- [Short problem]
Examine the entries and show every line in which the word "Training" is found.

- [Available records]
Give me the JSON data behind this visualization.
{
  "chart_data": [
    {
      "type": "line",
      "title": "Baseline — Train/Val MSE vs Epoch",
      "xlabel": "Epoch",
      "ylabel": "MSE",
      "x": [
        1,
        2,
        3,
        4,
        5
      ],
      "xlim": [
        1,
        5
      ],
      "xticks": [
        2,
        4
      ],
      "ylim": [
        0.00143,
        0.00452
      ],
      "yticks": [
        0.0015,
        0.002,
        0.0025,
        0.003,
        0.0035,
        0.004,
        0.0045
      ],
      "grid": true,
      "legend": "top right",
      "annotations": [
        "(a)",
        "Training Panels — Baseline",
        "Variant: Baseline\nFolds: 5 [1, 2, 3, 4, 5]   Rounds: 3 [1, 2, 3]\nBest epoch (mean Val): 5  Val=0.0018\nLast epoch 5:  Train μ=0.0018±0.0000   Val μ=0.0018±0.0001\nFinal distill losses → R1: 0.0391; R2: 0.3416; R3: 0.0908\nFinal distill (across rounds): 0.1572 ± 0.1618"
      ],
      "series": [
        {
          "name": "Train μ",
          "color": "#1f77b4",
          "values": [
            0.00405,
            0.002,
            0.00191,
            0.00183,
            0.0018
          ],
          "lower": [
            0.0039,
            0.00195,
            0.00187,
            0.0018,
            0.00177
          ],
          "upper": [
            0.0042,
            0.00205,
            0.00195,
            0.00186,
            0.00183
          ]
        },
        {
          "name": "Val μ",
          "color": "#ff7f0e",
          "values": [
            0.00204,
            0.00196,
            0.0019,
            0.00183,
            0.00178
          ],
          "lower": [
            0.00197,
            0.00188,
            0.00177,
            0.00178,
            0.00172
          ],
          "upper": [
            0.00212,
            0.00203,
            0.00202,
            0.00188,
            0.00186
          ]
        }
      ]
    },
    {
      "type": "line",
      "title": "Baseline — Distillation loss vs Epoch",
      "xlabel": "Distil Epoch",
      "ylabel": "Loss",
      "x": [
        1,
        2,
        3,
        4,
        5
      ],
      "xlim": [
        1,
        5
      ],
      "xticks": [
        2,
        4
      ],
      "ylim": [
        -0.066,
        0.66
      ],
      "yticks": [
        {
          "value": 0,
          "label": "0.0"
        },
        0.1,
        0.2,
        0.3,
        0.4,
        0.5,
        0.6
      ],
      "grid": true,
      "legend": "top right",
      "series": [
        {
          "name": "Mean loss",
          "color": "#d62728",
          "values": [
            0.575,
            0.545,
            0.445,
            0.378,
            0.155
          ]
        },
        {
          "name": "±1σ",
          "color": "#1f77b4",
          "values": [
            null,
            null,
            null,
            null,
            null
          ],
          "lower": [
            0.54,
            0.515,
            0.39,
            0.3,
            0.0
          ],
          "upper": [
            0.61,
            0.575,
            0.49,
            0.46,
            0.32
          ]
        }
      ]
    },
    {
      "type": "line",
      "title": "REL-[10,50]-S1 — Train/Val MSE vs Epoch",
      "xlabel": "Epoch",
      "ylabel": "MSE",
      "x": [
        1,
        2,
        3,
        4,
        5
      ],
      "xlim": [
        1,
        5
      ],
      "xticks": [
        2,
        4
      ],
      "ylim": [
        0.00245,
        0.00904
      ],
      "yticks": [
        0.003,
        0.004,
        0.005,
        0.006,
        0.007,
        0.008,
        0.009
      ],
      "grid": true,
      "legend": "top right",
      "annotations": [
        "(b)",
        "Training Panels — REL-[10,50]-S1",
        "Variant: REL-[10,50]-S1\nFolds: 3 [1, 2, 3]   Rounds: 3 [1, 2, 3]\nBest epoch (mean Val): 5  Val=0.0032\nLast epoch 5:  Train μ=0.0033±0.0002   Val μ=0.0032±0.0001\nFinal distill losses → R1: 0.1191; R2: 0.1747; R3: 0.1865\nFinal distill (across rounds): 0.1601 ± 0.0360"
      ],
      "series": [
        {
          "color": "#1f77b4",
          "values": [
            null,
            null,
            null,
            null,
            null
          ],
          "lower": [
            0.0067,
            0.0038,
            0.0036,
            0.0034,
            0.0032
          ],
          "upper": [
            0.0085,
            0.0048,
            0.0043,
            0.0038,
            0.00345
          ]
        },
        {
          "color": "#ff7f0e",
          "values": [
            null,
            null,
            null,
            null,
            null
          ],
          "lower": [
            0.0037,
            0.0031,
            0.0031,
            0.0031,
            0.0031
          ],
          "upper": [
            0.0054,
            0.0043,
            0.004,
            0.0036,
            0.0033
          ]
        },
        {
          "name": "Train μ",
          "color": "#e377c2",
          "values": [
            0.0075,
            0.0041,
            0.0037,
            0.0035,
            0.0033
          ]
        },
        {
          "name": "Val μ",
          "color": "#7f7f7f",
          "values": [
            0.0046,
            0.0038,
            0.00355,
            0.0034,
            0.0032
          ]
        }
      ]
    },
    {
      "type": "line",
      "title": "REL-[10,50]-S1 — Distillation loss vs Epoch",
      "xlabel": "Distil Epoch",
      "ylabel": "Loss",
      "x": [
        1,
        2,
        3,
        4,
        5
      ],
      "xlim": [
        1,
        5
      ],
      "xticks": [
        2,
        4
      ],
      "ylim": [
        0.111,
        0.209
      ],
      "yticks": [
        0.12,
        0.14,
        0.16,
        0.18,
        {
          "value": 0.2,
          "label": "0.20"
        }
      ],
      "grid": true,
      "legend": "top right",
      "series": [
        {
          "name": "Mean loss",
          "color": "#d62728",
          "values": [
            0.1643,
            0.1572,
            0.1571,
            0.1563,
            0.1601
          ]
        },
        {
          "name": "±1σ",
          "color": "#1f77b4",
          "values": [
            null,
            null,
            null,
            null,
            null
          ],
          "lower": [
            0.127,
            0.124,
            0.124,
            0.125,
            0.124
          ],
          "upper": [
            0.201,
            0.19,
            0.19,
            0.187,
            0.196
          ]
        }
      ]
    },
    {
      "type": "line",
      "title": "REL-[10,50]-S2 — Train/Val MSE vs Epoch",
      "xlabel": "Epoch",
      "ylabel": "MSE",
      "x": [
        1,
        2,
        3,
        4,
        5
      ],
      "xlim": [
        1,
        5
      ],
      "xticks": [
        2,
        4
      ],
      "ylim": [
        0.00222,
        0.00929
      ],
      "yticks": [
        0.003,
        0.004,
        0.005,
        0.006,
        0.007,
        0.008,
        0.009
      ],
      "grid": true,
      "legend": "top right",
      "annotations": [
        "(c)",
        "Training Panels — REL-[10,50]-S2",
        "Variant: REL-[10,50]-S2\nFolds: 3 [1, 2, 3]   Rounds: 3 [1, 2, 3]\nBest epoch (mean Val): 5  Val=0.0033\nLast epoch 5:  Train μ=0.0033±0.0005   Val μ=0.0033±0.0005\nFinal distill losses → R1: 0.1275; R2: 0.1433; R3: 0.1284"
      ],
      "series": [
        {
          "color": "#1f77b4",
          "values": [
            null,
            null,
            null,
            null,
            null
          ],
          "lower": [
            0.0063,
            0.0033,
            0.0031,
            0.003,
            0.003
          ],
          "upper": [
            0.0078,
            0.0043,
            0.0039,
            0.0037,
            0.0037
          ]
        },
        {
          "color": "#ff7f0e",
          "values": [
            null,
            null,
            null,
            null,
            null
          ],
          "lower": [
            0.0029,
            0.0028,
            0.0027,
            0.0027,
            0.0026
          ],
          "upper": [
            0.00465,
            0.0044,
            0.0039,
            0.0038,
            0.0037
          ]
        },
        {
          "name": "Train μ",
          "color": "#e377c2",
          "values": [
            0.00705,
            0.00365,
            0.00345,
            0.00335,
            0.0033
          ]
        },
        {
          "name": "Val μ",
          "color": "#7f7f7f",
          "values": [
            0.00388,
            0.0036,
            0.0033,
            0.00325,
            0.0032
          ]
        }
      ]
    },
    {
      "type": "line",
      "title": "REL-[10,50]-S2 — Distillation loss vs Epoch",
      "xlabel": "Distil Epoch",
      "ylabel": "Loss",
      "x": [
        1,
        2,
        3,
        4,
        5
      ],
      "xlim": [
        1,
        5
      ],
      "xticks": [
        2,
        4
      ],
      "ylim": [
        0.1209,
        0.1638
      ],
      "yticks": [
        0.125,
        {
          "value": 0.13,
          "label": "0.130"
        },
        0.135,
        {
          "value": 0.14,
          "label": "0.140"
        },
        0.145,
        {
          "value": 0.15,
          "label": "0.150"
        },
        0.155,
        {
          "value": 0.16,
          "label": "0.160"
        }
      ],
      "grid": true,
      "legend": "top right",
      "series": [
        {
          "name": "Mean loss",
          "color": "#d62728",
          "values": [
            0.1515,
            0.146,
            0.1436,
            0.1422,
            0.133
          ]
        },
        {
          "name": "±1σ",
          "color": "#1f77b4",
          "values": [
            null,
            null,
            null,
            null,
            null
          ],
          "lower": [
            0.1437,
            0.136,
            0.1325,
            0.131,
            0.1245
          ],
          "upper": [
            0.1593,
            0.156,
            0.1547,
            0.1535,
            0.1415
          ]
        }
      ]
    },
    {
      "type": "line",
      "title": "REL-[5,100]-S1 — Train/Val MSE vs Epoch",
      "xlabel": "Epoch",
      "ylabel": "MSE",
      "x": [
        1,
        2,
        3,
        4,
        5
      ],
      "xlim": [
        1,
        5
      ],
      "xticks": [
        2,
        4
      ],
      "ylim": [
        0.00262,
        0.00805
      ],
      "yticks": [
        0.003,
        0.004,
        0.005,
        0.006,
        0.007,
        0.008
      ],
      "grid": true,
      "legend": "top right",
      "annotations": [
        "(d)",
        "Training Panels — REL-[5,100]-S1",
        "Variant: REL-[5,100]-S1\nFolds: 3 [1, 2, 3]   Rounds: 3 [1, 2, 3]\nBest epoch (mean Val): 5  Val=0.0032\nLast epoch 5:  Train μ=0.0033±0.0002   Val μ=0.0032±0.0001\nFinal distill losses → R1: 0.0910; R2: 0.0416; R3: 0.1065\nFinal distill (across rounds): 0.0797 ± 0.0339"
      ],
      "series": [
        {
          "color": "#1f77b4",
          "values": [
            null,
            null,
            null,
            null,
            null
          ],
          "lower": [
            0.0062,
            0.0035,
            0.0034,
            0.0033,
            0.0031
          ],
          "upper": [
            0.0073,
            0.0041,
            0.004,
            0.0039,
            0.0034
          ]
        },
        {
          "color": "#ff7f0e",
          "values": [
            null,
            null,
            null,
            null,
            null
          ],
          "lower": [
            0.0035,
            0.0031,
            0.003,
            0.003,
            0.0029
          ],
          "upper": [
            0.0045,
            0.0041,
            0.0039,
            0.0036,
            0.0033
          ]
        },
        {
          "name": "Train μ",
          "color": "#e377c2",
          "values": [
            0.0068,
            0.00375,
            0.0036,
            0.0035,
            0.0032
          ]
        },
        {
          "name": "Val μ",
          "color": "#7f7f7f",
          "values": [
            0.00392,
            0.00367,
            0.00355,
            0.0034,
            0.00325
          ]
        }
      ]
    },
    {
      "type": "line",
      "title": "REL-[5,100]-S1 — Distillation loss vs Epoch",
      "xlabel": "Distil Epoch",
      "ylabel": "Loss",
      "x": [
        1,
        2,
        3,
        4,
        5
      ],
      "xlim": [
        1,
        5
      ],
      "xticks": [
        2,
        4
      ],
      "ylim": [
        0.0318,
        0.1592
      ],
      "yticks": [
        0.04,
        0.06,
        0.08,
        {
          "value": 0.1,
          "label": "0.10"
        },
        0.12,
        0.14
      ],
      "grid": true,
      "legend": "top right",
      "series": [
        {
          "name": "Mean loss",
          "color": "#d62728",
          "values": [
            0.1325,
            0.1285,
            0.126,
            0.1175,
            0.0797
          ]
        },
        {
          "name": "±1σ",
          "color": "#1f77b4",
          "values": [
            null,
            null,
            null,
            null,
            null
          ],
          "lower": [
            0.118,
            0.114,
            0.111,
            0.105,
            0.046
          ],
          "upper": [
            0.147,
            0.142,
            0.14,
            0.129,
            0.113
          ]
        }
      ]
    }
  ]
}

- [Correct result]
        "Training Panels — Baseline",
        "Training Panels — REL-[10,50]-S1",
        "Training Panels — REL-[10,50]-S2",
        "Training Panels — REL-[5,100]-S1",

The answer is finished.